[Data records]
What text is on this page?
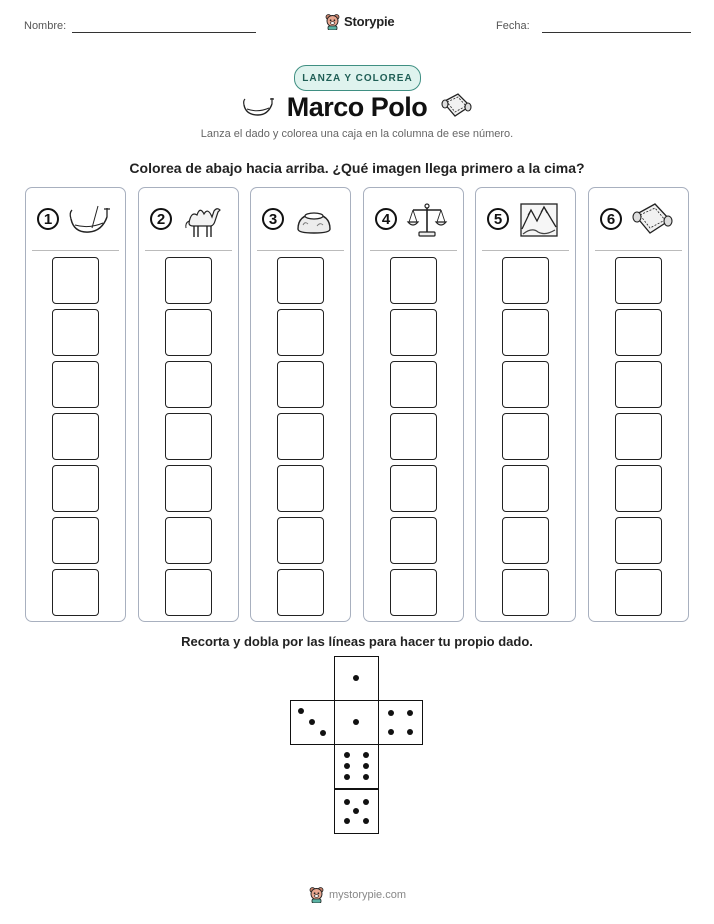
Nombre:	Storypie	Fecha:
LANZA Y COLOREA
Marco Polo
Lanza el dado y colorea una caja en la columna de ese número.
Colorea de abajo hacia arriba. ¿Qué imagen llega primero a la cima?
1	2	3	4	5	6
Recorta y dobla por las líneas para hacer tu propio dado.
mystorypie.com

* _Aim of the exercise_: The records above need to be given again exactly. Omit the pictures.

* _Final result_:
What text is on this page?
Nombre:	Storypie	Fecha:
LANZA Y COLOREA
Marco Polo
Lanza el dado y colorea una caja en la columna de ese número.
Colorea de abajo hacia arriba. ¿Qué imagen llega primero a la cima?
1	2	3	4	5	6
Recorta y dobla por las líneas para hacer tu propio dado.
mystorypie.com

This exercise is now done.